WHAT THIS TASK INVOLVES: Locate each line of the material that contains "Citation", then return it.

Dataset records:
________________

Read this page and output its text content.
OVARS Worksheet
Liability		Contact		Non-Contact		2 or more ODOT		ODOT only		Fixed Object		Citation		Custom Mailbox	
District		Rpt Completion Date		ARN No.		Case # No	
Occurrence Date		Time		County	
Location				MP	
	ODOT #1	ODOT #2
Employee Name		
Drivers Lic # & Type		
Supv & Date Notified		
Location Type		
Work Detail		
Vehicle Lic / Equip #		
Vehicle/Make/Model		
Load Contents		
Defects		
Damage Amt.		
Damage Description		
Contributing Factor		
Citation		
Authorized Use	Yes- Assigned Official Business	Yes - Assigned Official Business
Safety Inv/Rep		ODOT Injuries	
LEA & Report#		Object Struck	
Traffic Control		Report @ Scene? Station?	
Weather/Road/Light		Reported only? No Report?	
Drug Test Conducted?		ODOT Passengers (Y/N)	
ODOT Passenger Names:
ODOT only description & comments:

________________

TASK RESULT:
Liability		Contact		Non-Contact		2 or more ODOT		ODOT only		Fixed Object		Citation		Custom Mailbox	
Citation		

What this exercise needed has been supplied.